• _Data entries_:

════════

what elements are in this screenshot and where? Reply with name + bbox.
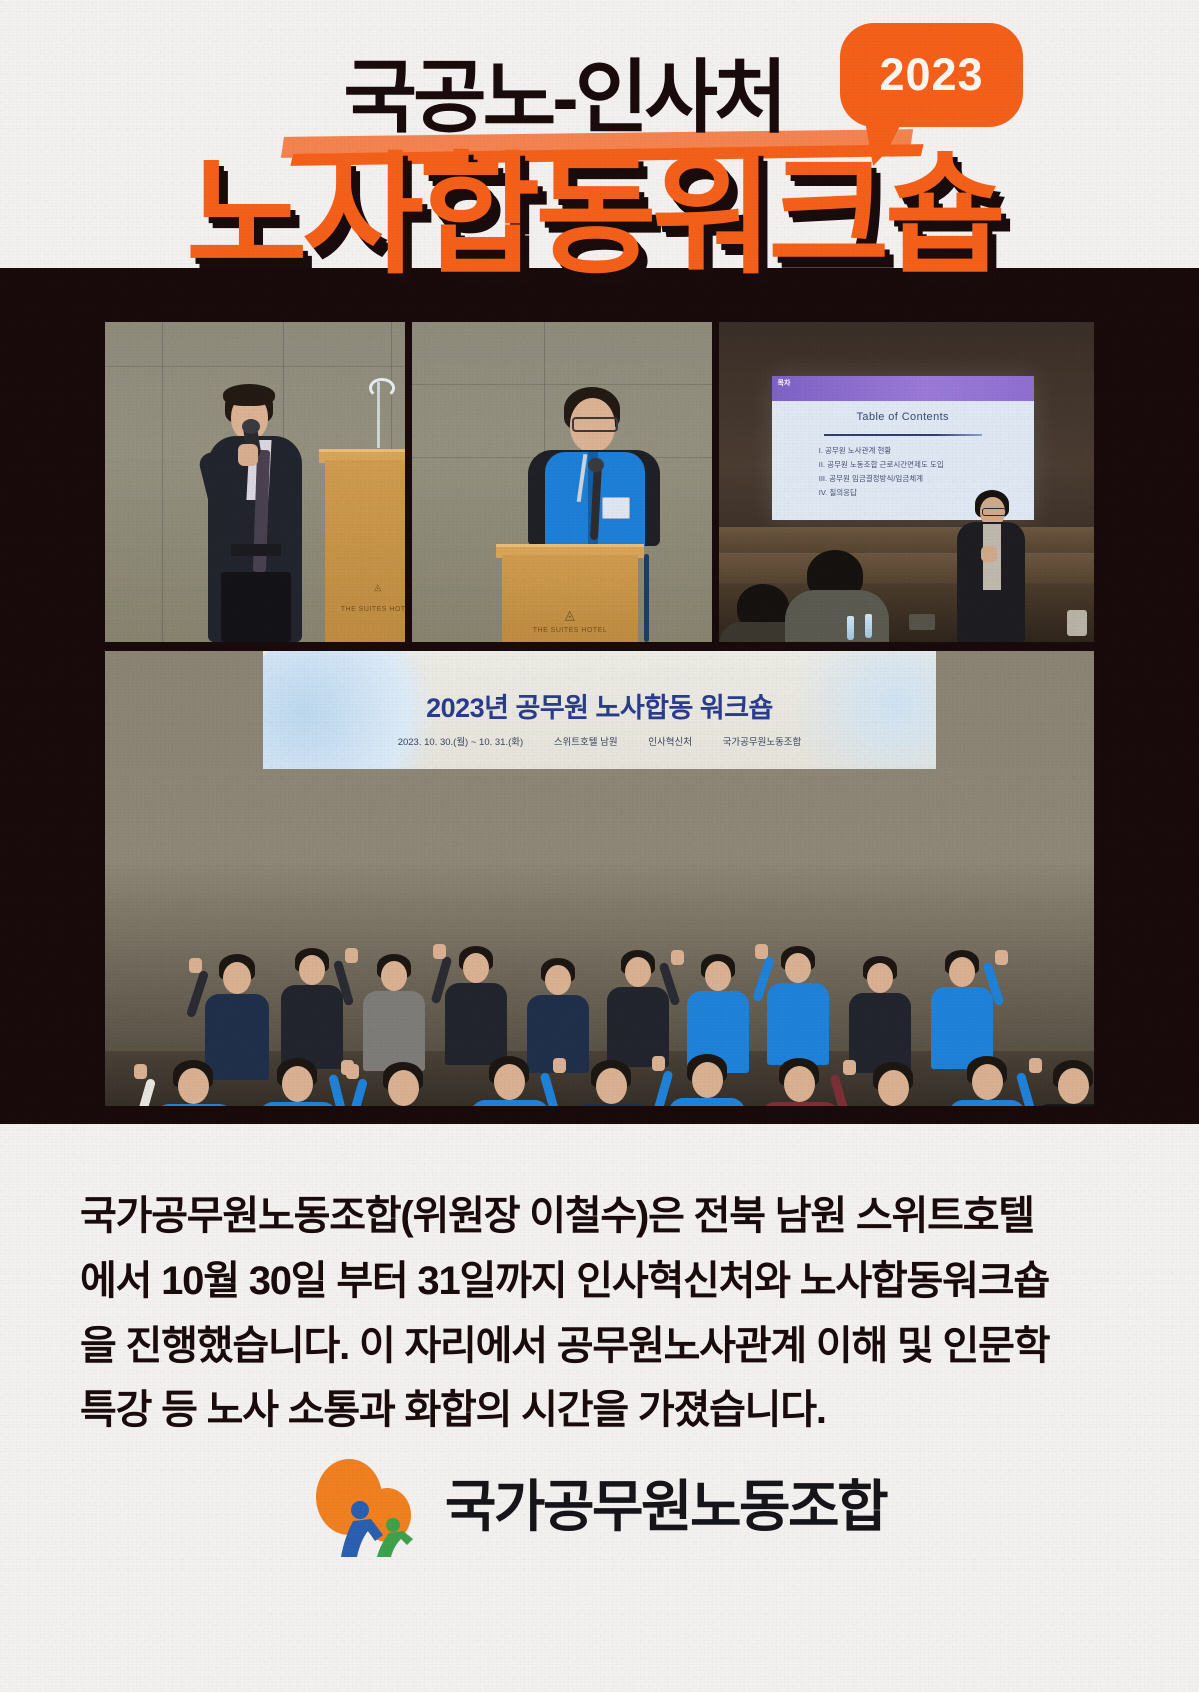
poster-root: 국공노-인사처 2023 노사합동워크숍 ◬ THE SUITES HOTEL — [0, 0, 1199, 1692]
speaker-belt — [231, 544, 281, 556]
audience-body — [785, 590, 889, 642]
mic-cable — [644, 554, 649, 642]
body-line: 을 진행했습니다. 이 자리에서 공무원노사관계 이해 및 인문학 — [80, 1314, 1120, 1379]
person-fist — [345, 948, 358, 963]
person-torso — [205, 994, 269, 1080]
person-head — [692, 1062, 723, 1098]
person-head — [545, 965, 571, 995]
slide-tab-label: 목차 — [778, 378, 791, 388]
photo-speaker-suit: ◬ THE SUITES HOTEL — [105, 322, 405, 642]
slide-toc-item: II. 공무원 노동조합 근로시간면제도 도입 — [819, 458, 1019, 472]
mic-clip-icon — [369, 378, 395, 398]
person-fist — [995, 950, 1008, 965]
person-head — [388, 1070, 419, 1106]
microphone-head-icon — [588, 458, 604, 472]
person-torso — [607, 987, 669, 1067]
person-vest — [1035, 1104, 1094, 1106]
stage-step — [719, 553, 1094, 584]
presenter-glasses-icon — [982, 508, 1006, 516]
person-head — [625, 957, 651, 987]
person-fist — [1029, 1058, 1042, 1073]
person-torso — [445, 983, 507, 1065]
podium-hotel-emblem: ◬ — [325, 582, 405, 593]
banner-org-2: 국가공무원노동조합 — [723, 737, 802, 748]
podium-hotel-name: THE SUITES HOTEL — [502, 627, 638, 634]
person-head — [299, 955, 325, 985]
slide-toc-item: I. 공무원 노사관계 현황 — [819, 444, 1019, 458]
body-line: 국가공무원노동조합(위원장 이철수)은 전북 남원 스위트호텔 — [80, 1184, 1120, 1249]
person-head — [785, 953, 811, 983]
poster-header: 국공노-인사처 2023 — [0, 0, 1199, 268]
photo-lecture-slide: 목차 Table of Contents I. 공무원 노사관계 현황 II. … — [719, 322, 1094, 642]
wall-seam — [412, 384, 712, 385]
desk-object — [909, 614, 935, 630]
slide-header-band: 목차 — [772, 376, 1035, 400]
person-head — [596, 1068, 627, 1104]
person-fist — [134, 1064, 147, 1079]
person-torso — [849, 993, 911, 1073]
podium-hotel-name: THE SUITES HOTEL — [325, 606, 405, 613]
person-head — [705, 961, 731, 991]
speaker2-badge — [602, 497, 630, 519]
banner-date: 2023. 10. 30.(월) ~ 10. 31.(화) — [398, 737, 523, 748]
water-bottle — [847, 616, 854, 640]
person-fist — [843, 1060, 856, 1075]
desk-object — [1067, 610, 1087, 636]
event-banner: 2023년 공무원 노사합동 워크숍 2023. 10. 30.(월) ~ 10… — [263, 651, 936, 769]
person-head — [494, 1064, 525, 1100]
wall-seam — [162, 322, 163, 642]
microphone-head-icon — [242, 419, 260, 434]
year-badge-label: 2023 — [840, 23, 1023, 127]
slide-title-rule — [824, 434, 982, 436]
person-vest — [669, 1098, 745, 1106]
year-speech-bubble: 2023 — [840, 23, 1023, 127]
person-head — [784, 1066, 815, 1102]
slide-toc-item: III. 공무원 임금결정방식/임금체계 — [819, 472, 1019, 486]
person-head — [178, 1068, 209, 1104]
footer-logo-row: 국가공무원노동조합 — [0, 1430, 1199, 1580]
banner-venue: 스위트호텔 남원 — [554, 737, 618, 748]
presenter-hand — [981, 546, 997, 562]
wall-seam — [105, 366, 405, 367]
person-head — [223, 962, 251, 994]
person-fist — [346, 1064, 359, 1079]
person-head — [972, 1064, 1003, 1100]
podium-body: ◬ THE SUITES HOTEL — [502, 555, 638, 642]
poster-bottom: 국가공무원노동조합(위원장 이철수)은 전북 남원 스위트호텔 에서 10월 3… — [0, 1124, 1199, 1692]
person-torso — [363, 991, 425, 1071]
person-fist — [189, 958, 202, 973]
speaker-trousers — [221, 572, 291, 642]
person-head — [878, 1070, 909, 1106]
footer-org-name: 국가공무원노동조합 — [445, 1479, 886, 1535]
stage-step — [719, 527, 1094, 554]
poster-title-line1: 국공노-인사처 — [337, 58, 789, 138]
person-vest — [155, 1104, 233, 1106]
banner-title: 2023년 공무원 노사합동 워크숍 — [263, 686, 936, 725]
person-fist — [652, 1056, 665, 1071]
water-bottle — [865, 614, 872, 638]
person-fist — [553, 1058, 566, 1073]
person-head — [949, 957, 975, 987]
speaker2-glasses-icon — [572, 417, 618, 432]
person-torso — [281, 985, 343, 1069]
person-vest — [949, 1100, 1025, 1106]
person-head — [282, 1066, 313, 1102]
person-fist — [755, 944, 768, 959]
person-fist — [433, 944, 446, 959]
person-vest — [259, 1102, 337, 1106]
person-head — [1058, 1068, 1089, 1104]
person-fist — [671, 950, 684, 965]
person-vest — [471, 1100, 549, 1106]
union-heart-people-logo — [313, 1453, 419, 1557]
photo-speaker-bluevest: ◬ THE SUITES HOTEL — [412, 322, 712, 642]
slide-title: Table of Contents — [772, 411, 1035, 423]
podium-hotel-emblem: ◬ — [502, 607, 638, 623]
body-paragraph: 국가공무원노동조합(위원장 이철수)은 전북 남원 스위트호텔 에서 10월 3… — [80, 1184, 1120, 1443]
photo-group: 2023년 공무원 노사합동 워크숍 2023. 10. 30.(월) ~ 10… — [105, 651, 1094, 1106]
banner-org-1: 인사혁신처 — [648, 737, 692, 748]
person-head — [381, 961, 407, 991]
podium-body: ◬ THE SUITES HOTEL — [325, 460, 405, 642]
person-vest — [573, 1104, 651, 1106]
body-line: 에서 10월 30일 부터 31일까지 인사혁신처와 노사합동워크숍 — [80, 1249, 1120, 1314]
speaker-hair-top — [223, 384, 275, 406]
banner-subline: 2023. 10. 30.(월) ~ 10. 31.(화) 스위트호텔 남원 인… — [263, 734, 936, 748]
person-vest — [761, 1102, 839, 1106]
person-torso — [767, 983, 829, 1065]
person-head — [867, 963, 893, 993]
person-head — [463, 953, 489, 983]
speaker-hand — [238, 444, 258, 466]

════════

• _Instructions to follow_:
Rewrite all of these lines, swapping every "person-torso" for "person-body" and keeping everything else the same. Don't include the pictures.

• _Result_:
what elements are in this screenshot and where? Reply with name + bbox.
poster-root: 국공노-인사처 2023 노사합동워크숍 ◬ THE SUITES HOTEL — [0, 0, 1199, 1692]
speaker-belt — [231, 544, 281, 556]
audience-body — [785, 590, 889, 642]
mic-cable — [644, 554, 649, 642]
body-line: 을 진행했습니다. 이 자리에서 공무원노사관계 이해 및 인문학 — [80, 1314, 1120, 1379]
person-fist — [345, 948, 358, 963]
person-body — [205, 994, 269, 1080]
person-head — [692, 1062, 723, 1098]
person-head — [545, 965, 571, 995]
slide-tab-label: 목차 — [778, 378, 791, 388]
photo-speaker-suit: ◬ THE SUITES HOTEL — [105, 322, 405, 642]
slide-toc-item: II. 공무원 노동조합 근로시간면제도 도입 — [819, 458, 1019, 472]
mic-clip-icon — [369, 378, 395, 398]
person-fist — [995, 950, 1008, 965]
person-head — [388, 1070, 419, 1106]
microphone-head-icon — [588, 458, 604, 472]
person-body — [607, 987, 669, 1067]
person-vest — [1035, 1104, 1094, 1106]
stage-step — [719, 553, 1094, 584]
presenter-glasses-icon — [982, 508, 1006, 516]
person-head — [625, 957, 651, 987]
person-fist — [1029, 1058, 1042, 1073]
person-body — [445, 983, 507, 1065]
podium-hotel-emblem: ◬ — [325, 582, 405, 593]
banner-org-2: 국가공무원노동조합 — [723, 737, 802, 748]
podium-hotel-name: THE SUITES HOTEL — [502, 627, 638, 634]
person-head — [299, 955, 325, 985]
slide-toc-item: I. 공무원 노사관계 현황 — [819, 444, 1019, 458]
body-line: 국가공무원노동조합(위원장 이철수)은 전북 남원 스위트호텔 — [80, 1184, 1120, 1249]
person-head — [785, 953, 811, 983]
poster-header: 국공노-인사처 2023 — [0, 0, 1199, 268]
photo-lecture-slide: 목차 Table of Contents I. 공무원 노사관계 현황 II. … — [719, 322, 1094, 642]
wall-seam — [412, 384, 712, 385]
desk-object — [909, 614, 935, 630]
slide-header-band: 목차 — [772, 376, 1035, 400]
person-head — [596, 1068, 627, 1104]
person-fist — [134, 1064, 147, 1079]
person-body — [849, 993, 911, 1073]
podium-hotel-name: THE SUITES HOTEL — [325, 606, 405, 613]
person-head — [705, 961, 731, 991]
speaker2-badge — [602, 497, 630, 519]
banner-date: 2023. 10. 30.(월) ~ 10. 31.(화) — [398, 737, 523, 748]
water-bottle — [847, 616, 854, 640]
person-fist — [843, 1060, 856, 1075]
desk-object — [1067, 610, 1087, 636]
event-banner: 2023년 공무원 노사합동 워크숍 2023. 10. 30.(월) ~ 10… — [263, 651, 936, 769]
person-head — [494, 1064, 525, 1100]
wall-seam — [162, 322, 163, 642]
microphone-head-icon — [242, 419, 260, 434]
year-badge-label: 2023 — [840, 23, 1023, 127]
slide-title-rule — [824, 434, 982, 436]
person-vest — [669, 1098, 745, 1106]
year-speech-bubble: 2023 — [840, 23, 1023, 127]
person-head — [784, 1066, 815, 1102]
slide-toc-item: III. 공무원 임금결정방식/임금체계 — [819, 472, 1019, 486]
person-head — [178, 1068, 209, 1104]
footer-logo-row: 국가공무원노동조합 — [0, 1430, 1199, 1580]
banner-venue: 스위트호텔 남원 — [554, 737, 618, 748]
presenter-hand — [981, 546, 997, 562]
wall-seam — [105, 366, 405, 367]
person-head — [223, 962, 251, 994]
person-fist — [346, 1064, 359, 1079]
person-head — [972, 1064, 1003, 1100]
podium-body: ◬ THE SUITES HOTEL — [502, 555, 638, 642]
poster-bottom: 국가공무원노동조합(위원장 이철수)은 전북 남원 스위트호텔 에서 10월 3… — [0, 1124, 1199, 1692]
person-body — [363, 991, 425, 1071]
person-fist — [189, 958, 202, 973]
speaker-trousers — [221, 572, 291, 642]
person-head — [878, 1070, 909, 1106]
footer-org-name: 국가공무원노동조합 — [445, 1479, 886, 1535]
stage-step — [719, 527, 1094, 554]
poster-title-line1: 국공노-인사처 — [337, 58, 789, 138]
person-vest — [155, 1104, 233, 1106]
banner-title: 2023년 공무원 노사합동 워크숍 — [263, 686, 936, 725]
person-fist — [652, 1056, 665, 1071]
water-bottle — [865, 614, 872, 638]
person-fist — [553, 1058, 566, 1073]
person-head — [949, 957, 975, 987]
speaker2-glasses-icon — [572, 417, 618, 432]
person-body — [281, 985, 343, 1069]
person-vest — [949, 1100, 1025, 1106]
person-head — [282, 1066, 313, 1102]
person-fist — [755, 944, 768, 959]
person-fist — [433, 944, 446, 959]
person-vest — [259, 1102, 337, 1106]
person-head — [1058, 1068, 1089, 1104]
person-fist — [671, 950, 684, 965]
person-vest — [471, 1100, 549, 1106]
union-heart-people-logo — [313, 1453, 419, 1557]
photo-speaker-bluevest: ◬ THE SUITES HOTEL — [412, 322, 712, 642]
slide-title: Table of Contents — [772, 411, 1035, 423]
podium-hotel-emblem: ◬ — [502, 607, 638, 623]
body-paragraph: 국가공무원노동조합(위원장 이철수)은 전북 남원 스위트호텔 에서 10월 3… — [80, 1184, 1120, 1443]
photo-group: 2023년 공무원 노사합동 워크숍 2023. 10. 30.(월) ~ 10… — [105, 651, 1094, 1106]
banner-org-1: 인사혁신처 — [648, 737, 692, 748]
person-head — [381, 961, 407, 991]
podium-body: ◬ THE SUITES HOTEL — [325, 460, 405, 642]
person-vest — [573, 1104, 651, 1106]
body-line: 에서 10월 30일 부터 31일까지 인사혁신처와 노사합동워크숍 — [80, 1249, 1120, 1314]
speaker-hair-top — [223, 384, 275, 406]
banner-subline: 2023. 10. 30.(월) ~ 10. 31.(화) 스위트호텔 남원 인… — [263, 734, 936, 748]
person-vest — [761, 1102, 839, 1106]
person-body — [767, 983, 829, 1065]
person-head — [867, 963, 893, 993]
person-head — [463, 953, 489, 983]
speaker-hand — [238, 444, 258, 466]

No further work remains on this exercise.